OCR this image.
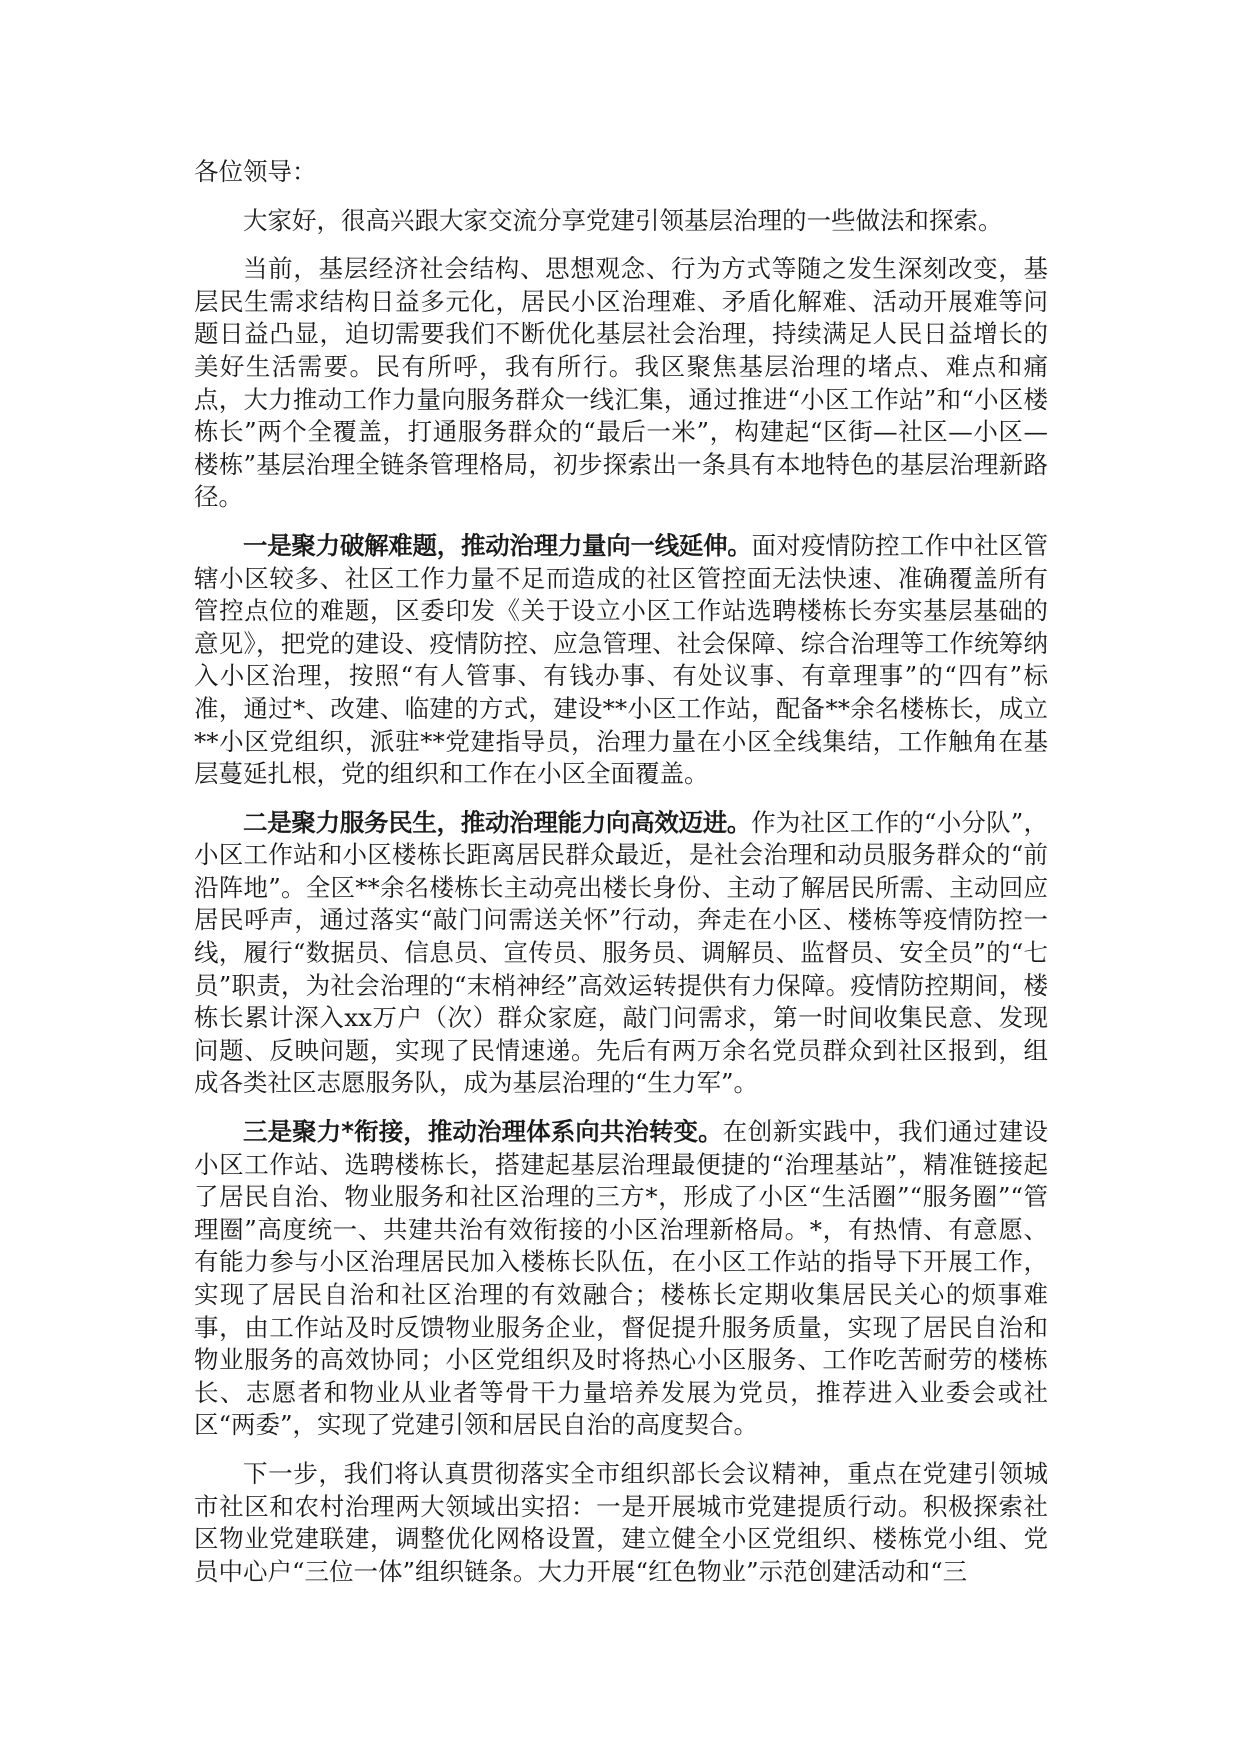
各位领导：

大家好，很高兴跟大家交流分享党建引领基层治理的一些做法和探索。

当前，基层经济社会结构、思想观念、行为方式等随之发生深刻改变，基层民生需求结构日益多元化，居民小区治理难、矛盾化解难、活动开展难等问题日益凸显，迫切需要我们不断优化基层社会治理，持续满足人民日益增长的美好生活需要。民有所呼，我有所行。我区聚焦基层治理的堵点、难点和痛点，大力推动工作力量向服务群众一线汇集，通过推进“小区工作站”和“小区楼栋长”两个全覆盖，打通服务群众的“最后一米”，构建起“区街—社区—小区—楼栋”基层治理全链条管理格局，初步探索出一条具有本地特色的基层治理新路径。

一是聚力破解难题，推动治理力量向一线延伸。面对疫情防控工作中社区管辖小区较多、社区工作力量不足而造成的社区管控面无法快速、准确覆盖所有管控点位的难题，区委印发《关于设立小区工作站选聘楼栋长夯实基层基础的意见》，把党的建设、疫情防控、应急管理、社会保障、综合治理等工作统筹纳入小区治理，按照“有人管事、有钱办事、有处议事、有章理事”的“四有”标准，通过*、改建、临建的方式，建设**小区工作站，配备**余名楼栋长，成立**小区党组织，派驻**党建指导员，治理力量在小区全线集结，工作触角在基层蔓延扎根，党的组织和工作在小区全面覆盖。

二是聚力服务民生，推动治理能力向高效迈进。作为社区工作的“小分队”，小区工作站和小区楼栋长距离居民群众最近，是社会治理和动员服务群众的“前沿阵地”。全区**余名楼栋长主动亮出楼长身份、主动了解居民所需、主动回应居民呼声，通过落实“敲门问需送关怀”行动，奔走在小区、楼栋等疫情防控一线，履行“数据员、信息员、宣传员、服务员、调解员、监督员、安全员”的“七员”职责，为社会治理的“末梢神经”高效运转提供有力保障。疫情防控期间，楼栋长累计深入xx万户（次）群众家庭，敲门问需求，第一时间收集民意、发现问题、反映问题，实现了民情速递。先后有两万余名党员群众到社区报到，组成各类社区志愿服务队，成为基层治理的“生力军”。

三是聚力*衔接，推动治理体系向共治转变。在创新实践中，我们通过建设小区工作站、选聘楼栋长，搭建起基层治理最便捷的“治理基站”，精准链接起了居民自治、物业服务和社区治理的三方*，形成了小区“生活圈”“服务圈”“管理圈”高度统一、共建共治有效衔接的小区治理新格局。*，有热情、有意愿、有能力参与小区治理居民加入楼栋长队伍，在小区工作站的指导下开展工作，实现了居民自治和社区治理的有效融合；楼栋长定期收集居民关心的烦事难事，由工作站及时反馈物业服务企业，督促提升服务质量，实现了居民自治和物业服务的高效协同；小区党组织及时将热心小区服务、工作吃苦耐劳的楼栋长、志愿者和物业从业者等骨干力量培养发展为党员，推荐进入业委会或社区“两委”，实现了党建引领和居民自治的高度契合。

下一步，我们将认真贯彻落实全市组织部长会议精神，重点在党建引领城市社区和农村治理两大领域出实招：一是开展城市党建提质行动。积极探索社区物业党建联建，调整优化网格设置，建立健全小区党组织、楼栋党小组、党员中心户“三位一体”组织链条。大力开展“红色物业”示范创建活动和“三
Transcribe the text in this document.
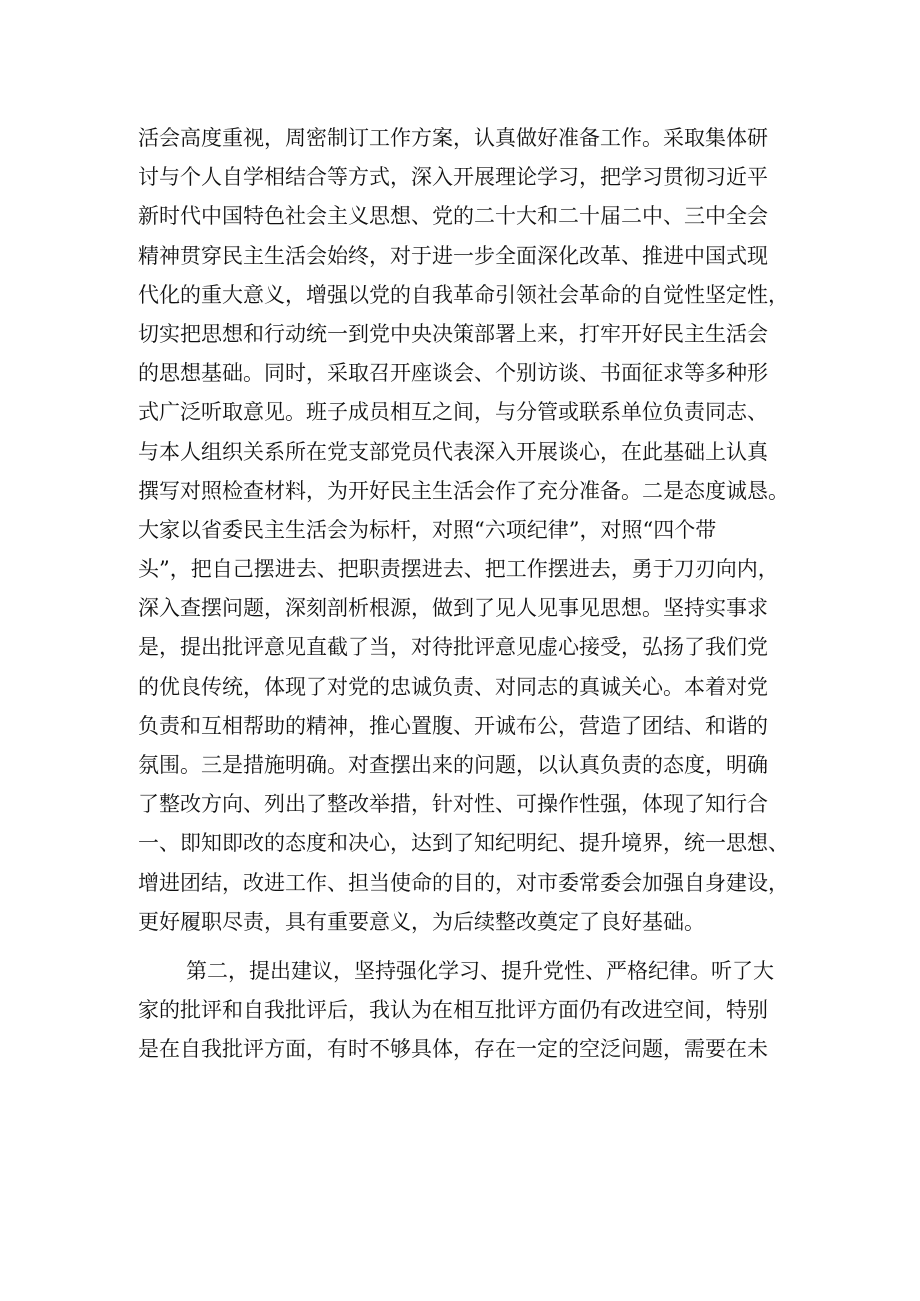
活会高度重视，周密制订工作方案，认真做好准备工作。采取集体研
讨与个人自学相结合等方式，深入开展理论学习，把学习贯彻习近平
新时代中国特色社会主义思想、党的二十大和二十届二中、三中全会
精神贯穿民主生活会始终，对于进一步全面深化改革、推进中国式现
代化的重大意义，增强以党的自我革命引领社会革命的自觉性坚定性，
切实把思想和行动统一到党中央决策部署上来，打牢开好民主生活会
的思想基础。同时，采取召开座谈会、个别访谈、书面征求等多种形
式广泛听取意见。班子成员相互之间，与分管或联系单位负责同志、
与本人组织关系所在党支部党员代表深入开展谈心，在此基础上认真
撰写对照检查材料，为开好民主生活会作了充分准备。二是态度诚恳。
大家以省委民主生活会为标杆，对照“六项纪律”，对照“四个带
头”，把自己摆进去、把职责摆进去、把工作摆进去，勇于刀刃向内，
深入查摆问题，深刻剖析根源，做到了见人见事见思想。坚持实事求
是，提出批评意见直截了当，对待批评意见虚心接受，弘扬了我们党
的优良传统，体现了对党的忠诚负责、对同志的真诚关心。本着对党
负责和互相帮助的精神，推心置腹、开诚布公，营造了团结、和谐的
氛围。三是措施明确。对查摆出来的问题，以认真负责的态度，明确
了整改方向、列出了整改举措，针对性、可操作性强，体现了知行合
一、即知即改的态度和决心，达到了知纪明纪、提升境界，统一思想、
增进团结，改进工作、担当使命的目的，对市委常委会加强自身建设，
更好履职尽责，具有重要意义，为后续整改奠定了良好基础。
第二，提出建议，坚持强化学习、提升党性、严格纪律。听了大
家的批评和自我批评后，我认为在相互批评方面仍有改进空间，特别
是在自我批评方面，有时不够具体，存在一定的空泛问题，需要在未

※

Look for the word "this" in every line of the listing and copy the lines that have it.

Exercise result:
OCR this image.
Transcribe the text in this document.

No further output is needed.